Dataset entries

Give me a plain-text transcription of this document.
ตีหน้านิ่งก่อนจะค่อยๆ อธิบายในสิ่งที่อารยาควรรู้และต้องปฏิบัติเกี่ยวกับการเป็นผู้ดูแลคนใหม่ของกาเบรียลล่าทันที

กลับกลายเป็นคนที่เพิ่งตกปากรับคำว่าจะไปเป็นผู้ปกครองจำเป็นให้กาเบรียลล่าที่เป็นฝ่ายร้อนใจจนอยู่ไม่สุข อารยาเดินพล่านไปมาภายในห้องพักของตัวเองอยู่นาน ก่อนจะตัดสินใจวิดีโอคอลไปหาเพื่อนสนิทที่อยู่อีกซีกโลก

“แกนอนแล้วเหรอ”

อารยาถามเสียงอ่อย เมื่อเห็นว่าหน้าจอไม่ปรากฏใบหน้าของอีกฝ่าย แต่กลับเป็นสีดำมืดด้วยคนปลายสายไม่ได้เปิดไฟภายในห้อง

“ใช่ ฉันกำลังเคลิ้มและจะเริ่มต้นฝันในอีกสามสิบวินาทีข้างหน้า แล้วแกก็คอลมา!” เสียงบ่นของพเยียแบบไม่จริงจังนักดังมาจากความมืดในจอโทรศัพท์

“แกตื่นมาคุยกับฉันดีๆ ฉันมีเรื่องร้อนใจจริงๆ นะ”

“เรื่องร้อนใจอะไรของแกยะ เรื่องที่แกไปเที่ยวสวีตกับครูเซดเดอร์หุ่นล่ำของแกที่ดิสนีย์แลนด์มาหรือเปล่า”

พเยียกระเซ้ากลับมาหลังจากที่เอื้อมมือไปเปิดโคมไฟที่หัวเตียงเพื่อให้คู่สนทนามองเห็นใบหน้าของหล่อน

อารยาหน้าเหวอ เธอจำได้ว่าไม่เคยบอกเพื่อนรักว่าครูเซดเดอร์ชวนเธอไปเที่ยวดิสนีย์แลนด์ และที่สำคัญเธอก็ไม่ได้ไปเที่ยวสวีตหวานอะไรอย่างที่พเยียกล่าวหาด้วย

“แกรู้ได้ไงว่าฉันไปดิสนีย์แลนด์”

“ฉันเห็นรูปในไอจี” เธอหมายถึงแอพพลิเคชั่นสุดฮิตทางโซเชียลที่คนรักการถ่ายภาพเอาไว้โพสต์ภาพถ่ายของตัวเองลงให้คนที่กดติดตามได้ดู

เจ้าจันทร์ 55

◆ **TASK DESCRIPTION**: Looking at the data above, show all lines where the word "ยวสว" occurs.

◆ **TASK ANSWER**:
“เรื่องร้อนใจอะไรของแกยะ เรื่องที่แกไปเที่ยวสวีตกับครูเซดเดอร์หุ่นล่ำของแกที่ดิสนีย์แลนด์มาหรือเปล่า”
อารยาหน้าเหวอ เธอจำได้ว่าไม่เคยบอกเพื่อนรักว่าครูเซดเดอร์ชวนเธอไปเที่ยวดิสนีย์แลนด์ และที่สำคัญเธอก็ไม่ได้ไปเที่ยวสวีตหวานอะไรอย่างที่พเยียกล่าวหาด้วย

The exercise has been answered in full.